• Exercise material:
+ + + + + + +

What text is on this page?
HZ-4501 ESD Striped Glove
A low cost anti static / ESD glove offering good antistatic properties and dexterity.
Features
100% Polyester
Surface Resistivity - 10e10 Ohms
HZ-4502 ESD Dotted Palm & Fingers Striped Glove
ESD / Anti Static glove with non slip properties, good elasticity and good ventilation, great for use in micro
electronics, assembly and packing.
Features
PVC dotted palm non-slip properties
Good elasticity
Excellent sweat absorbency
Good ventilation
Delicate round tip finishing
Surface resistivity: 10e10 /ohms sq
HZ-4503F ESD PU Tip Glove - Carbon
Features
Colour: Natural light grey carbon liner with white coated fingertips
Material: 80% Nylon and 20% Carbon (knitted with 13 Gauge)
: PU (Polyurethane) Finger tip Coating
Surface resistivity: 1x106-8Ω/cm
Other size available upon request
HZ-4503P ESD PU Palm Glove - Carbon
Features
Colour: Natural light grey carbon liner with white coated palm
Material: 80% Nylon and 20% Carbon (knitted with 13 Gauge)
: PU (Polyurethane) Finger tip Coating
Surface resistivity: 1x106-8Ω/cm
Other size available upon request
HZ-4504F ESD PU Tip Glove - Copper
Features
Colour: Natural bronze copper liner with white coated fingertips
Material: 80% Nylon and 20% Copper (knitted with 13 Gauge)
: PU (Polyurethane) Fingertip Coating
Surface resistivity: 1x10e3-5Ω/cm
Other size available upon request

+ + + + + + +

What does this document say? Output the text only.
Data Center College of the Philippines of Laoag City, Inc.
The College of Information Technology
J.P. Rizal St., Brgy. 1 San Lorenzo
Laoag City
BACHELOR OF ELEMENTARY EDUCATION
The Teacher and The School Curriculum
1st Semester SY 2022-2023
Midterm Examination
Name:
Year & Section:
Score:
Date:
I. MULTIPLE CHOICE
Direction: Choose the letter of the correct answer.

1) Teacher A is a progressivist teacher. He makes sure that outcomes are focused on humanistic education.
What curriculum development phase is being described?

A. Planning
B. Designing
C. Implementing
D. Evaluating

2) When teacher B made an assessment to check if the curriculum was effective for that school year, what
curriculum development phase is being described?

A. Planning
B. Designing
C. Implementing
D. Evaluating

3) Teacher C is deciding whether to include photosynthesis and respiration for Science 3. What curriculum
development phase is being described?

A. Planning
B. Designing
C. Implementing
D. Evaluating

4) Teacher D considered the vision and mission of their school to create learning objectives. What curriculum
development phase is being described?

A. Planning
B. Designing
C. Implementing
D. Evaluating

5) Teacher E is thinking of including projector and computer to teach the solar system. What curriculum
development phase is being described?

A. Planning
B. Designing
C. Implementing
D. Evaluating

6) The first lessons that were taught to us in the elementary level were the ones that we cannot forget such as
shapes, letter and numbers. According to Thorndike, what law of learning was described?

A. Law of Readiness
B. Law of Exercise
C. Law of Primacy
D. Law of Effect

+ + + + + + +

• Problem to solve: Take every line above carrying "grey" and return it.

• Result below:
Colour: Natural light grey carbon liner with white coated fingertips
Colour: Natural light grey carbon liner with white coated palm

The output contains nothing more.